Problem requirements:
Copy out the lines that have "text" in them.

┄┄┄┄┄┄┄┄┄┄

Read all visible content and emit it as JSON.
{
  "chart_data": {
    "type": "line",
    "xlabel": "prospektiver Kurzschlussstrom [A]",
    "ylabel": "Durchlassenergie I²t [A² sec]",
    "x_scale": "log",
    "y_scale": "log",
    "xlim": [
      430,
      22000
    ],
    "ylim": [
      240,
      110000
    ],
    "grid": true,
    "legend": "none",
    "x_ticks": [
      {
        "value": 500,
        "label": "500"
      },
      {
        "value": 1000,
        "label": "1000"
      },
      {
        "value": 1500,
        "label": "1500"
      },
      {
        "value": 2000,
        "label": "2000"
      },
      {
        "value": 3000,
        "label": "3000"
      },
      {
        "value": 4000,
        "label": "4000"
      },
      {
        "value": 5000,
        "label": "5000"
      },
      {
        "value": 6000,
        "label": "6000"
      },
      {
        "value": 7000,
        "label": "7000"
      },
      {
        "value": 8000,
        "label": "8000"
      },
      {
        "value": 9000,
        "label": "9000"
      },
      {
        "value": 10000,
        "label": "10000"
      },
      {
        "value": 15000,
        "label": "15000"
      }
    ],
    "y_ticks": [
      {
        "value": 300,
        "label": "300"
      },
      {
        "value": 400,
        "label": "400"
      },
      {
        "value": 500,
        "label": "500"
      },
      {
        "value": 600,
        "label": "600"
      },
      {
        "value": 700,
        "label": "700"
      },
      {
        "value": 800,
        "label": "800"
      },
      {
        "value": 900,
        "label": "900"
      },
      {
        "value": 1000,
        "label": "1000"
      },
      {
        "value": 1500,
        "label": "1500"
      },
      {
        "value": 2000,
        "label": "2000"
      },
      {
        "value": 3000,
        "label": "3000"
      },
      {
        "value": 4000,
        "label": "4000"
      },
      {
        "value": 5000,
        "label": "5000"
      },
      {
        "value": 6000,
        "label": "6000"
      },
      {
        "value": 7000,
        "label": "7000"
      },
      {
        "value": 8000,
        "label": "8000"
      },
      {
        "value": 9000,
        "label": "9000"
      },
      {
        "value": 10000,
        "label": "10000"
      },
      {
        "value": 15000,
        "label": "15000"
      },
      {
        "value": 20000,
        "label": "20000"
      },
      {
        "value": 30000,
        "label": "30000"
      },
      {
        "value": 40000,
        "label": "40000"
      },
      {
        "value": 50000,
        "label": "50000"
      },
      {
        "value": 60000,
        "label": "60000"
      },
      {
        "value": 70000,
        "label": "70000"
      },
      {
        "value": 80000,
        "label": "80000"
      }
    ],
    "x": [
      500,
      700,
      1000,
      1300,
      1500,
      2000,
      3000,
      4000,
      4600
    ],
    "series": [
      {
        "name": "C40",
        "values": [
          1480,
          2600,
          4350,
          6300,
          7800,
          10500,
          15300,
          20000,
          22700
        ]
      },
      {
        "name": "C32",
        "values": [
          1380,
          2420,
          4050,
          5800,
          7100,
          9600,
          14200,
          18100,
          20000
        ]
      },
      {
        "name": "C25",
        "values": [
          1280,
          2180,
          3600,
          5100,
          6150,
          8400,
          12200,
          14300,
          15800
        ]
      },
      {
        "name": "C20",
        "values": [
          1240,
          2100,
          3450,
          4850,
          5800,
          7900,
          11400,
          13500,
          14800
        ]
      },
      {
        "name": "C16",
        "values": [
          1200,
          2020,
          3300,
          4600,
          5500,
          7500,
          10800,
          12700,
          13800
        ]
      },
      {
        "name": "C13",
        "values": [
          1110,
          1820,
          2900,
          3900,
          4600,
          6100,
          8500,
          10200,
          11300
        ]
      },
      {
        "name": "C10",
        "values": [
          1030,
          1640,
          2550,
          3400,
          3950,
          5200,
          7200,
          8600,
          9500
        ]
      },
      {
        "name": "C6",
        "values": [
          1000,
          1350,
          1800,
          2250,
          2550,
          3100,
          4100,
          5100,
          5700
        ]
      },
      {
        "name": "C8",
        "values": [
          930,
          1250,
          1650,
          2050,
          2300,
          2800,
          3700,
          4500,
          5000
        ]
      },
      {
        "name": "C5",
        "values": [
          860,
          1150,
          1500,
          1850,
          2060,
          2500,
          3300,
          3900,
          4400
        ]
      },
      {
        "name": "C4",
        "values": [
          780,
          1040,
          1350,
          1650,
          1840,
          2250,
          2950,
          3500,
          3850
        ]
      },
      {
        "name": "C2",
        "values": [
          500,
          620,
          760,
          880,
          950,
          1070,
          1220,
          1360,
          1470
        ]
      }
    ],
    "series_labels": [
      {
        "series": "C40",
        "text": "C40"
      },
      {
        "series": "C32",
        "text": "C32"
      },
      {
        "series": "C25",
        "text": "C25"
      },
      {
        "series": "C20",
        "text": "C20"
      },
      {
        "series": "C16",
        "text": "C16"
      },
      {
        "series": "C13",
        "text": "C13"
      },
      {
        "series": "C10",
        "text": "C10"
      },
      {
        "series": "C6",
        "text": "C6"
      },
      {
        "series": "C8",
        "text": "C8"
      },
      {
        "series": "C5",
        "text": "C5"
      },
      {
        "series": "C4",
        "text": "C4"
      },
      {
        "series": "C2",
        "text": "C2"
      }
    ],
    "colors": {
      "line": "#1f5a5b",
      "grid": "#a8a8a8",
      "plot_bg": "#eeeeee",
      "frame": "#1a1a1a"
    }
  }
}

┄┄┄┄┄┄┄┄┄┄

Solution for this exercise:
        "text": "C40"
        "text": "C32"
        "text": "C25"
        "text": "C20"
        "text": "C16"
        "text": "C13"
        "text": "C10"
        "text": "C6"
        "text": "C8"
        "text": "C5"
        "text": "C4"
        "text": "C2"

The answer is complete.